> **Stated task**:
Every entry that follows should be reproduced exactly.

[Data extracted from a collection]
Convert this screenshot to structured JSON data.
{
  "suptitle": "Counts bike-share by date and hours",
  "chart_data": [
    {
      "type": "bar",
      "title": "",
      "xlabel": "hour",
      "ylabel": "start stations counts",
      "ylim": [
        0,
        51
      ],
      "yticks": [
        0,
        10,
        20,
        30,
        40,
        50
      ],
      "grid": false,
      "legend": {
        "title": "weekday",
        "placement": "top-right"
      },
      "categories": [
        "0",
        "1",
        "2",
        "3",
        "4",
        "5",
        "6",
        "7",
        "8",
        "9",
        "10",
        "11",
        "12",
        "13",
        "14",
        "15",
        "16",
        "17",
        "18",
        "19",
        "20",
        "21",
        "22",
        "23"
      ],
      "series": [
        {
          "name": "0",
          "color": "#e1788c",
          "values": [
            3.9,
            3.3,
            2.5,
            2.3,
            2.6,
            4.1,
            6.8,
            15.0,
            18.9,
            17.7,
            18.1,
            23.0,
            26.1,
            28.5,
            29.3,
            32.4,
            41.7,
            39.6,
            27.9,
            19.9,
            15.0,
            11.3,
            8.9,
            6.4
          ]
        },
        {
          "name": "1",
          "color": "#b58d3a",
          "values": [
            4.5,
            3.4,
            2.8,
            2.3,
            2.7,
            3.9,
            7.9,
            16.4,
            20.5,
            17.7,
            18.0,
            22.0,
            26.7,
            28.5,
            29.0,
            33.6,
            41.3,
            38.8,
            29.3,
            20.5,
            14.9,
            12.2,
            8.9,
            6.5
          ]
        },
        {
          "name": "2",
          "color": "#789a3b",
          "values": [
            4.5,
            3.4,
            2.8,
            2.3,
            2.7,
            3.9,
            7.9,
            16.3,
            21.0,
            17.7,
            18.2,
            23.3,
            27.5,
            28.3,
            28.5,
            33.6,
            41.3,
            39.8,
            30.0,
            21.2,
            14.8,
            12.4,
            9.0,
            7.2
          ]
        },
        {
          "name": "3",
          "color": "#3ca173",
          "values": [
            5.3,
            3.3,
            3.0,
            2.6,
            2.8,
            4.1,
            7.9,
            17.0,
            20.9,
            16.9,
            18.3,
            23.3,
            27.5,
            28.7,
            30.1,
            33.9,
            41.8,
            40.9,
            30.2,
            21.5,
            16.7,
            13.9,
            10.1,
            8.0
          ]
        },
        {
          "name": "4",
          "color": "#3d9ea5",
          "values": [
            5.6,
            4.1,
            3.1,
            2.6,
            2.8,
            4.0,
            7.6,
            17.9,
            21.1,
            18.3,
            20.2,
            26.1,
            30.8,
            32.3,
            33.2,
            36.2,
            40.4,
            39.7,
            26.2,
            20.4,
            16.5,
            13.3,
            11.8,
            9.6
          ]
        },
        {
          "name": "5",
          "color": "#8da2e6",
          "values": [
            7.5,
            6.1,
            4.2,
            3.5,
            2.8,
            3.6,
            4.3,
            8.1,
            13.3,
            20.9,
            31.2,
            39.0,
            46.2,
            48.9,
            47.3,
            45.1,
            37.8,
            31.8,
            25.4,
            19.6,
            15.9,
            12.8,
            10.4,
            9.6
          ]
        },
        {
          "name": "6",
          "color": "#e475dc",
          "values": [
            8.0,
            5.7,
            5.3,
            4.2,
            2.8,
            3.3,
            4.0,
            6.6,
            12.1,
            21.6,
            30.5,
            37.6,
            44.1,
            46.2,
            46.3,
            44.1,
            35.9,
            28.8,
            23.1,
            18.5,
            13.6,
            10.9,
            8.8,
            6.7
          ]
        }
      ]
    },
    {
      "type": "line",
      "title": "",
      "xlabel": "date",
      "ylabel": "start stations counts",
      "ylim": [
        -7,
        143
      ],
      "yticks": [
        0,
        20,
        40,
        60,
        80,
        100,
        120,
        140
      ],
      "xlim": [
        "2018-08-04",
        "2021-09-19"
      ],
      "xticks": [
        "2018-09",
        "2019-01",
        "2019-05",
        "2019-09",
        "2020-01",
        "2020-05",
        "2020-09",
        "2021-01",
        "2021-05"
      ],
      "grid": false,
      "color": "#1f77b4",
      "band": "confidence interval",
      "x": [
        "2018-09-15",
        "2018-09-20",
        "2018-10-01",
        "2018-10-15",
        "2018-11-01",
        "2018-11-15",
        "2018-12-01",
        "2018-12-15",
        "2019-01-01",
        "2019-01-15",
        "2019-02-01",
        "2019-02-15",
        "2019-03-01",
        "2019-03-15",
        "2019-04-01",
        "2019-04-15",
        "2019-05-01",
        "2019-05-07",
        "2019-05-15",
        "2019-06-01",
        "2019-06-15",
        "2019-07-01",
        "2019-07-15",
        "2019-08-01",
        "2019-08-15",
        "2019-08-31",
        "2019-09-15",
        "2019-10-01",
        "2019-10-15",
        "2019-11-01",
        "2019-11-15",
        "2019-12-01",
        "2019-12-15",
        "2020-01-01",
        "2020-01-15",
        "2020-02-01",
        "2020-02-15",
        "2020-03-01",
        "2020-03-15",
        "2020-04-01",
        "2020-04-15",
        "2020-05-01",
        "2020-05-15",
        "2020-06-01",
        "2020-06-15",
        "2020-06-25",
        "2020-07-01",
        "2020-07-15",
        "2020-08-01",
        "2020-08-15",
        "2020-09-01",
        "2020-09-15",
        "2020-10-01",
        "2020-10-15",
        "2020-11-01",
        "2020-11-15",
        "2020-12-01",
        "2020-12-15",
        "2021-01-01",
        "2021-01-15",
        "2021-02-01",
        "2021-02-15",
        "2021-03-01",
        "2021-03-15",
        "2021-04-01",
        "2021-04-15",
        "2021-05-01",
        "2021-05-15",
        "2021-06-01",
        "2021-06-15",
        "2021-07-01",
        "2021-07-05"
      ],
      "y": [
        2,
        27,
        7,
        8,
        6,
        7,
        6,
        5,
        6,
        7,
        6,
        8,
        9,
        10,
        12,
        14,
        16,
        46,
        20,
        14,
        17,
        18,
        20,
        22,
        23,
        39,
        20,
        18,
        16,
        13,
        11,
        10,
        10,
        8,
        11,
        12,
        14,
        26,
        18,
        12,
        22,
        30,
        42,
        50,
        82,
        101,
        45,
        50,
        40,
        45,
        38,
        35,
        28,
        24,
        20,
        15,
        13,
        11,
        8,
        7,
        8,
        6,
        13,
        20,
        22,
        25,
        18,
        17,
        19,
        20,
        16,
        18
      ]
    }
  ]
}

> **Answer for the task**:
Convert this screenshot to structured JSON data.
{
  "suptitle": "Counts bike-share by date and hours",
  "chart_data": [
    {
      "type": "bar",
      "title": "",
      "xlabel": "hour",
      "ylabel": "start stations counts",
      "ylim": [
        0,
        51
      ],
      "yticks": [
        0,
        10,
        20,
        30,
        40,
        50
      ],
      "grid": false,
      "legend": {
        "title": "weekday",
        "placement": "top-right"
      },
      "categories": [
        "0",
        "1",
        "2",
        "3",
        "4",
        "5",
        "6",
        "7",
        "8",
        "9",
        "10",
        "11",
        "12",
        "13",
        "14",
        "15",
        "16",
        "17",
        "18",
        "19",
        "20",
        "21",
        "22",
        "23"
      ],
      "series": [
        {
          "name": "0",
          "color": "#e1788c",
          "values": [
            3.9,
            3.3,
            2.5,
            2.3,
            2.6,
            4.1,
            6.8,
            15.0,
            18.9,
            17.7,
            18.1,
            23.0,
            26.1,
            28.5,
            29.3,
            32.4,
            41.7,
            39.6,
            27.9,
            19.9,
            15.0,
            11.3,
            8.9,
            6.4
          ]
        },
        {
          "name": "1",
          "color": "#b58d3a",
          "values": [
            4.5,
            3.4,
            2.8,
            2.3,
            2.7,
            3.9,
            7.9,
            16.4,
            20.5,
            17.7,
            18.0,
            22.0,
            26.7,
            28.5,
            29.0,
            33.6,
            41.3,
            38.8,
            29.3,
            20.5,
            14.9,
            12.2,
            8.9,
            6.5
          ]
        },
        {
          "name": "2",
          "color": "#789a3b",
          "values": [
            4.5,
            3.4,
            2.8,
            2.3,
            2.7,
            3.9,
            7.9,
            16.3,
            21.0,
            17.7,
            18.2,
            23.3,
            27.5,
            28.3,
            28.5,
            33.6,
            41.3,
            39.8,
            30.0,
            21.2,
            14.8,
            12.4,
            9.0,
            7.2
          ]
        },
        {
          "name": "3",
          "color": "#3ca173",
          "values": [
            5.3,
            3.3,
            3.0,
            2.6,
            2.8,
            4.1,
            7.9,
            17.0,
            20.9,
            16.9,
            18.3,
            23.3,
            27.5,
            28.7,
            30.1,
            33.9,
            41.8,
            40.9,
            30.2,
            21.5,
            16.7,
            13.9,
            10.1,
            8.0
          ]
        },
        {
          "name": "4",
          "color": "#3d9ea5",
          "values": [
            5.6,
            4.1,
            3.1,
            2.6,
            2.8,
            4.0,
            7.6,
            17.9,
            21.1,
            18.3,
            20.2,
            26.1,
            30.8,
            32.3,
            33.2,
            36.2,
            40.4,
            39.7,
            26.2,
            20.4,
            16.5,
            13.3,
            11.8,
            9.6
          ]
        },
        {
          "name": "5",
          "color": "#8da2e6",
          "values": [
            7.5,
            6.1,
            4.2,
            3.5,
            2.8,
            3.6,
            4.3,
            8.1,
            13.3,
            20.9,
            31.2,
            39.0,
            46.2,
            48.9,
            47.3,
            45.1,
            37.8,
            31.8,
            25.4,
            19.6,
            15.9,
            12.8,
            10.4,
            9.6
          ]
        },
        {
          "name": "6",
          "color": "#e475dc",
          "values": [
            8.0,
            5.7,
            5.3,
            4.2,
            2.8,
            3.3,
            4.0,
            6.6,
            12.1,
            21.6,
            30.5,
            37.6,
            44.1,
            46.2,
            46.3,
            44.1,
            35.9,
            28.8,
            23.1,
            18.5,
            13.6,
            10.9,
            8.8,
            6.7
          ]
        }
      ]
    },
    {
      "type": "line",
      "title": "",
      "xlabel": "date",
      "ylabel": "start stations counts",
      "ylim": [
        -7,
        143
      ],
      "yticks": [
        0,
        20,
        40,
        60,
        80,
        100,
        120,
        140
      ],
      "xlim": [
        "2018-08-04",
        "2021-09-19"
      ],
      "xticks": [
        "2018-09",
        "2019-01",
        "2019-05",
        "2019-09",
        "2020-01",
        "2020-05",
        "2020-09",
        "2021-01",
        "2021-05"
      ],
      "grid": false,
      "color": "#1f77b4",
      "band": "confidence interval",
      "x": [
        "2018-09-15",
        "2018-09-20",
        "2018-10-01",
        "2018-10-15",
        "2018-11-01",
        "2018-11-15",
        "2018-12-01",
        "2018-12-15",
        "2019-01-01",
        "2019-01-15",
        "2019-02-01",
        "2019-02-15",
        "2019-03-01",
        "2019-03-15",
        "2019-04-01",
        "2019-04-15",
        "2019-05-01",
        "2019-05-07",
        "2019-05-15",
        "2019-06-01",
        "2019-06-15",
        "2019-07-01",
        "2019-07-15",
        "2019-08-01",
        "2019-08-15",
        "2019-08-31",
        "2019-09-15",
        "2019-10-01",
        "2019-10-15",
        "2019-11-01",
        "2019-11-15",
        "2019-12-01",
        "2019-12-15",
        "2020-01-01",
        "2020-01-15",
        "2020-02-01",
        "2020-02-15",
        "2020-03-01",
        "2020-03-15",
        "2020-04-01",
        "2020-04-15",
        "2020-05-01",
        "2020-05-15",
        "2020-06-01",
        "2020-06-15",
        "2020-06-25",
        "2020-07-01",
        "2020-07-15",
        "2020-08-01",
        "2020-08-15",
        "2020-09-01",
        "2020-09-15",
        "2020-10-01",
        "2020-10-15",
        "2020-11-01",
        "2020-11-15",
        "2020-12-01",
        "2020-12-15",
        "2021-01-01",
        "2021-01-15",
        "2021-02-01",
        "2021-02-15",
        "2021-03-01",
        "2021-03-15",
        "2021-04-01",
        "2021-04-15",
        "2021-05-01",
        "2021-05-15",
        "2021-06-01",
        "2021-06-15",
        "2021-07-01",
        "2021-07-05"
      ],
      "y": [
        2,
        27,
        7,
        8,
        6,
        7,
        6,
        5,
        6,
        7,
        6,
        8,
        9,
        10,
        12,
        14,
        16,
        46,
        20,
        14,
        17,
        18,
        20,
        22,
        23,
        39,
        20,
        18,
        16,
        13,
        11,
        10,
        10,
        8,
        11,
        12,
        14,
        26,
        18,
        12,
        22,
        30,
        42,
        50,
        82,
        101,
        45,
        50,
        40,
        45,
        38,
        35,
        28,
        24,
        20,
        15,
        13,
        11,
        8,
        7,
        8,
        6,
        13,
        20,
        22,
        25,
        18,
        17,
        19,
        20,
        16,
        18
      ]
    }
  ]
}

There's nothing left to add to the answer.